> [WHAT YOU HAVE TO DO]:
The records that follow are to be repeated exactly, with the pictures removed.

## START

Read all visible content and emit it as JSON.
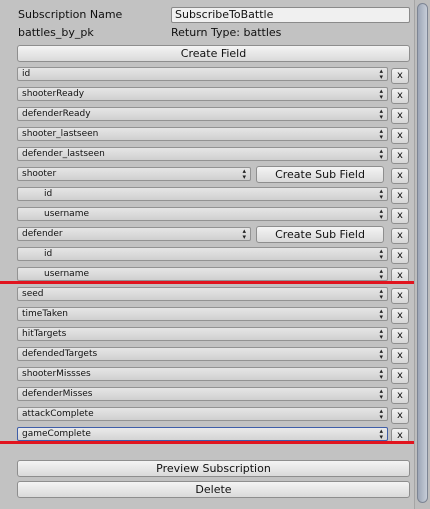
{
  "header": {
    "name_label": "Subscription Name",
    "name_value": "SubscribeToBattle",
    "pk_label": "battles_by_pk",
    "return_type": "Return Type: battles"
  },
  "create_field_label": "Create Field",
  "create_sub_field_label": "Create Sub Field",
  "remove_label": "x",
  "fields": [
    {
      "label": "id"
    },
    {
      "label": "shooterReady"
    },
    {
      "label": "defenderReady"
    },
    {
      "label": "shooter_lastseen"
    },
    {
      "label": "defender_lastseen"
    },
    {
      "label": "shooter"
    },
    {
      "label": "id"
    },
    {
      "label": "username"
    },
    {
      "label": "defender"
    },
    {
      "label": "id"
    },
    {
      "label": "username"
    },
    {
      "label": "seed"
    },
    {
      "label": "timeTaken"
    },
    {
      "label": "hitTargets"
    },
    {
      "label": "defendedTargets"
    },
    {
      "label": "shooterMissses"
    },
    {
      "label": "defenderMisses"
    },
    {
      "label": "attackComplete"
    },
    {
      "label": "gameComplete"
    }
  ],
  "footer": {
    "preview_label": "Preview Subscription",
    "delete_label": "Delete"
  },
  "colors": {
    "background": "#c2c2c2",
    "highlight_line": "#e1141e",
    "selected_border": "#3f5ea8"
  }
}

## END

> [WRITTEN ANSWER]:
Read all visible content and emit it as JSON.
{
  "header": {
    "name_label": "Subscription Name",
    "name_value": "SubscribeToBattle",
    "pk_label": "battles_by_pk",
    "return_type": "Return Type: battles"
  },
  "create_field_label": "Create Field",
  "create_sub_field_label": "Create Sub Field",
  "remove_label": "x",
  "fields": [
    {
      "label": "id"
    },
    {
      "label": "shooterReady"
    },
    {
      "label": "defenderReady"
    },
    {
      "label": "shooter_lastseen"
    },
    {
      "label": "defender_lastseen"
    },
    {
      "label": "shooter"
    },
    {
      "label": "id"
    },
    {
      "label": "username"
    },
    {
      "label": "defender"
    },
    {
      "label": "id"
    },
    {
      "label": "username"
    },
    {
      "label": "seed"
    },
    {
      "label": "timeTaken"
    },
    {
      "label": "hitTargets"
    },
    {
      "label": "defendedTargets"
    },
    {
      "label": "shooterMissses"
    },
    {
      "label": "defenderMisses"
    },
    {
      "label": "attackComplete"
    },
    {
      "label": "gameComplete"
    }
  ],
  "footer": {
    "preview_label": "Preview Subscription",
    "delete_label": "Delete"
  },
  "colors": {
    "background": "#c2c2c2",
    "highlight_line": "#e1141e",
    "selected_border": "#3f5ea8"
  }
}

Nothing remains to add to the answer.